INPUT:
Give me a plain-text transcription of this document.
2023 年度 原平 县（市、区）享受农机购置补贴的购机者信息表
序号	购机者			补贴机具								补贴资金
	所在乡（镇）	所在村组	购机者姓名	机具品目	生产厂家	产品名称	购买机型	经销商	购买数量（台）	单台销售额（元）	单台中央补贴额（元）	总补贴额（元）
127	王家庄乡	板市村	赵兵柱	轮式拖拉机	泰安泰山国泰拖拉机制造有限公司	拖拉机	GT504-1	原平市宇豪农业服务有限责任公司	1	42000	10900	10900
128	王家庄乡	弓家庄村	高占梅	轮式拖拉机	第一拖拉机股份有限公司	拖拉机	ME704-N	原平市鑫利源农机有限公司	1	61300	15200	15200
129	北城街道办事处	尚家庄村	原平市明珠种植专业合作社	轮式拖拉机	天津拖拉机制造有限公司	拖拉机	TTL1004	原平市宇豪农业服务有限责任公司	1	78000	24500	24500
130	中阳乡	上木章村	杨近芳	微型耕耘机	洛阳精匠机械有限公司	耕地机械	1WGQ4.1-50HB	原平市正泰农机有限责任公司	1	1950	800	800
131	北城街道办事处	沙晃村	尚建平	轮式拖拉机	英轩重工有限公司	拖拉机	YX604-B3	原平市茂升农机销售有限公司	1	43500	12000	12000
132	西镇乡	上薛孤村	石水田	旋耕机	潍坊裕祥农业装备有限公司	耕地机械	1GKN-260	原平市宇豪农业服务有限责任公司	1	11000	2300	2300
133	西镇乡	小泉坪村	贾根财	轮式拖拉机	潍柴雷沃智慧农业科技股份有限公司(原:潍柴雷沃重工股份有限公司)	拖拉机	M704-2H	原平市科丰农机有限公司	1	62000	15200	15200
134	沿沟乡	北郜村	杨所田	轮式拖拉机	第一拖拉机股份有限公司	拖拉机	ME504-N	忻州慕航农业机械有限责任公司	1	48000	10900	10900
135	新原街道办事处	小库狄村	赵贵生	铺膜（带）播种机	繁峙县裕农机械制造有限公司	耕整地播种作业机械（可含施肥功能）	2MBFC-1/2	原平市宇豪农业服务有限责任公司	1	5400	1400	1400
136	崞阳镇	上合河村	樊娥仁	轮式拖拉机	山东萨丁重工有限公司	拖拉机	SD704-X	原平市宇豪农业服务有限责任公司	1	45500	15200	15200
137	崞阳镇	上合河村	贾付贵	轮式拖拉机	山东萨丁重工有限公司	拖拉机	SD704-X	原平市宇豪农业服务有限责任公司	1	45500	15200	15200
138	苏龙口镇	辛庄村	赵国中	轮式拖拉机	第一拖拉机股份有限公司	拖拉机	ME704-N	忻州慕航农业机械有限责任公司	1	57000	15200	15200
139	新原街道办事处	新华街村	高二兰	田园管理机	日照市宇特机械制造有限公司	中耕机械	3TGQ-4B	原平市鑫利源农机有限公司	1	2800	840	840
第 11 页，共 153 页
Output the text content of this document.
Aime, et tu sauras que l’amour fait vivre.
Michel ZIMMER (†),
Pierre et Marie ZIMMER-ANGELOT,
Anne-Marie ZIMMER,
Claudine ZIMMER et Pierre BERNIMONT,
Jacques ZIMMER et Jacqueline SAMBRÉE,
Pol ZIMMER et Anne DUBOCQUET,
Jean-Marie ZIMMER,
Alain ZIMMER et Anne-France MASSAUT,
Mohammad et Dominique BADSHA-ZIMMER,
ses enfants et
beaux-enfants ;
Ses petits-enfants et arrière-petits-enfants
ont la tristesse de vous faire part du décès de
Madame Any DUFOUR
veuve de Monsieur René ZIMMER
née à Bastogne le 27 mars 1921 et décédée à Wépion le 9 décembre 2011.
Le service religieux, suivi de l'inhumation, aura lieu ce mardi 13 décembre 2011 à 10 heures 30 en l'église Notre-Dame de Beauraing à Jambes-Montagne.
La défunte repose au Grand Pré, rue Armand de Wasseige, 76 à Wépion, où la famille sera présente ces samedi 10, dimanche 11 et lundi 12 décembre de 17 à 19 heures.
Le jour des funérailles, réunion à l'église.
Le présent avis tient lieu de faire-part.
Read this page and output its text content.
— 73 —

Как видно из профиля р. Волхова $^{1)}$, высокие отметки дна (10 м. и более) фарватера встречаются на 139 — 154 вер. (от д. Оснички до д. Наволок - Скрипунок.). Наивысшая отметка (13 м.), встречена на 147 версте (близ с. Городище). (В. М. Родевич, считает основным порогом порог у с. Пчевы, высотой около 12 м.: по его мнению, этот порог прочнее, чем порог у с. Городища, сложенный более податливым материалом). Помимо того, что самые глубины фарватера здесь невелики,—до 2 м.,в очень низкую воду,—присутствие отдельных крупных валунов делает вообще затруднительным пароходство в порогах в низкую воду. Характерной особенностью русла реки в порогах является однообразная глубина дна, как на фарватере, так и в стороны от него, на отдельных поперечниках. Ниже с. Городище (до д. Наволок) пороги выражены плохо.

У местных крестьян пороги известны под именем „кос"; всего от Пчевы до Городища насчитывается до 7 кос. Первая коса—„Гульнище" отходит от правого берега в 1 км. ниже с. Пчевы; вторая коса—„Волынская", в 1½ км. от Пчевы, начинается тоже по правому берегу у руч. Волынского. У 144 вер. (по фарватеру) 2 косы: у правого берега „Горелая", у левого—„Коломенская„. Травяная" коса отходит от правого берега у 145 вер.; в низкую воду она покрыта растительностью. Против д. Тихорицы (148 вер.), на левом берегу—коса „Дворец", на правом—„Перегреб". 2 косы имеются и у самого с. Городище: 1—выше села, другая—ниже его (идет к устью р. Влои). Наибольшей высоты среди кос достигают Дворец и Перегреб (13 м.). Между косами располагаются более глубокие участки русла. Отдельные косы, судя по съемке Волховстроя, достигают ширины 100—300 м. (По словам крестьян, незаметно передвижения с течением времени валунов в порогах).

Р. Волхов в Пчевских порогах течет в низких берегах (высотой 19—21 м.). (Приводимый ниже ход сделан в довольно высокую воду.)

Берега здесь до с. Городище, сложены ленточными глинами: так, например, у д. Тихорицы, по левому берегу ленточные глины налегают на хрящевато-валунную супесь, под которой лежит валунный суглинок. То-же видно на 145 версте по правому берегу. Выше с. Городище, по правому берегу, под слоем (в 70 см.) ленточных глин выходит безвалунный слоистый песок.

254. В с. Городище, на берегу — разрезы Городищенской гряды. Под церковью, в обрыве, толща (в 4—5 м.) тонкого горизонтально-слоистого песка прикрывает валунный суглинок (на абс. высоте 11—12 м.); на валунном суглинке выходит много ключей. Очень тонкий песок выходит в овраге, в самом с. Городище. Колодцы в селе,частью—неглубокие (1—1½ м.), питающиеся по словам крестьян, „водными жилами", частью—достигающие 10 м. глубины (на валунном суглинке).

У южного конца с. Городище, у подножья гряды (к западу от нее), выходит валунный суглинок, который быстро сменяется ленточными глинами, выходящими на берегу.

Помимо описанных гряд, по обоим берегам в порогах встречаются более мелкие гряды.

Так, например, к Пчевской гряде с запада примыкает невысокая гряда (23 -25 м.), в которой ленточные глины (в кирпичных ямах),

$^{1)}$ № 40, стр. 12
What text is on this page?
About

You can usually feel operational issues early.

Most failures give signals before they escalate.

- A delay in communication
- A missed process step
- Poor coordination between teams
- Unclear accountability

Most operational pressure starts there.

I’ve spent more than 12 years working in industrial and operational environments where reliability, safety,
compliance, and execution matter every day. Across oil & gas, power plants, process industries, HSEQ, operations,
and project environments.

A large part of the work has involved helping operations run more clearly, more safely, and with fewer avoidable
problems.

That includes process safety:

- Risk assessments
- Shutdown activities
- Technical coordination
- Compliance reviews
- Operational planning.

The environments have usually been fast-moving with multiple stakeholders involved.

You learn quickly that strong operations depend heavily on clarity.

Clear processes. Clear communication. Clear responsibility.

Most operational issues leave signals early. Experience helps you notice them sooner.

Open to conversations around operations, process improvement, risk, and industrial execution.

DESCRIPTION OF THE TASK:
Report the count of lines in the entries that contain the string "第一拖拉机股份有限公司", and nothing besides it.

RIGHT ANSWER:
3